## WORK REQUIRED
Read the listing below and copy out every line that holds "写在本试卷上无效".

## RECORDS FOR THE EXERCISE
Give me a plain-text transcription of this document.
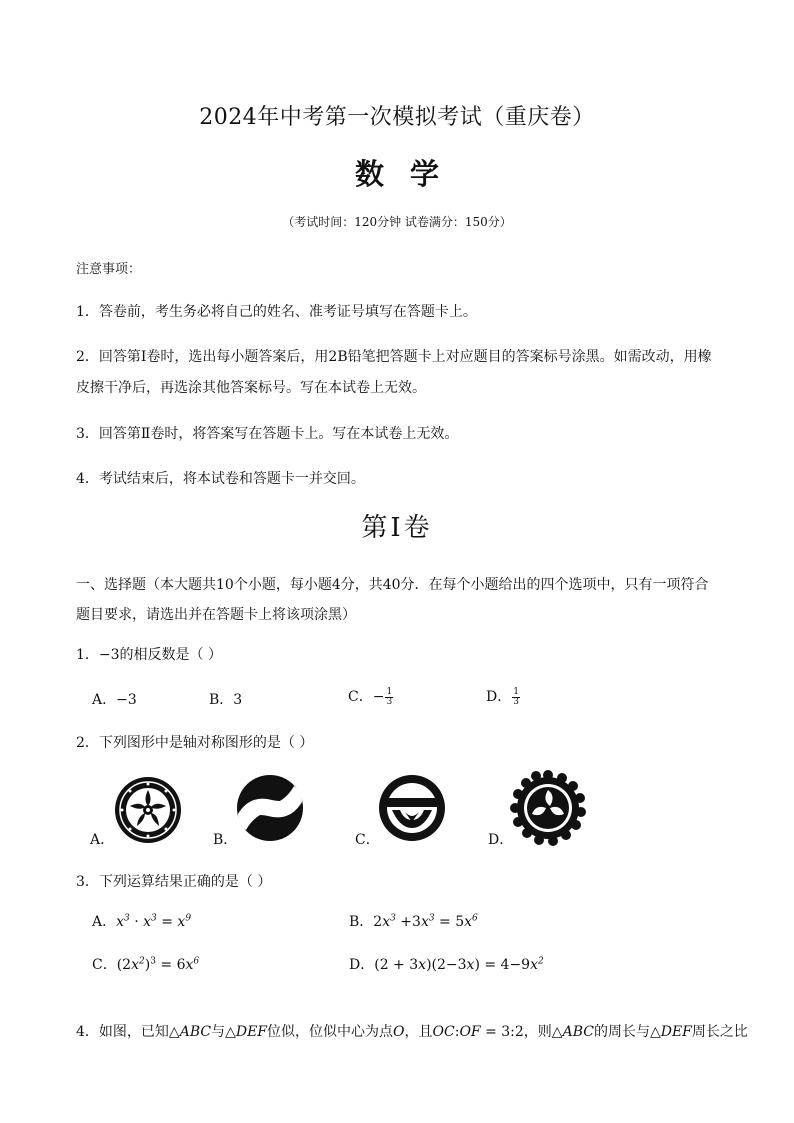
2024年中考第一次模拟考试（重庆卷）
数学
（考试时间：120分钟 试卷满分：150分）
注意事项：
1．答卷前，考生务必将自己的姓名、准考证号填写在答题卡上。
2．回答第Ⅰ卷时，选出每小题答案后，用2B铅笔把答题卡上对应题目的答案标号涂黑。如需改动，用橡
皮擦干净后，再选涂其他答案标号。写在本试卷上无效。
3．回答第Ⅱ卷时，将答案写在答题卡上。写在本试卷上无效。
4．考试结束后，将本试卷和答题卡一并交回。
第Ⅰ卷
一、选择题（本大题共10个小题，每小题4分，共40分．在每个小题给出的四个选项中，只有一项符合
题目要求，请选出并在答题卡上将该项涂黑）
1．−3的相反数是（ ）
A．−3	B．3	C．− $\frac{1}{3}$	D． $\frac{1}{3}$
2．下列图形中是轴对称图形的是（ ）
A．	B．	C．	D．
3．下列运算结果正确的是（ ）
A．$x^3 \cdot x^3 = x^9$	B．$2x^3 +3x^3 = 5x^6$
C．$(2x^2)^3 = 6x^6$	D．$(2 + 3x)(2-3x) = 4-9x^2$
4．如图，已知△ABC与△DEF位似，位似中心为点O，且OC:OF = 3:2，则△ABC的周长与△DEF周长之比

## RESPONSE
皮擦干净后，再选涂其他答案标号。写在本试卷上无效。
3．回答第Ⅱ卷时，将答案写在答题卡上。写在本试卷上无效。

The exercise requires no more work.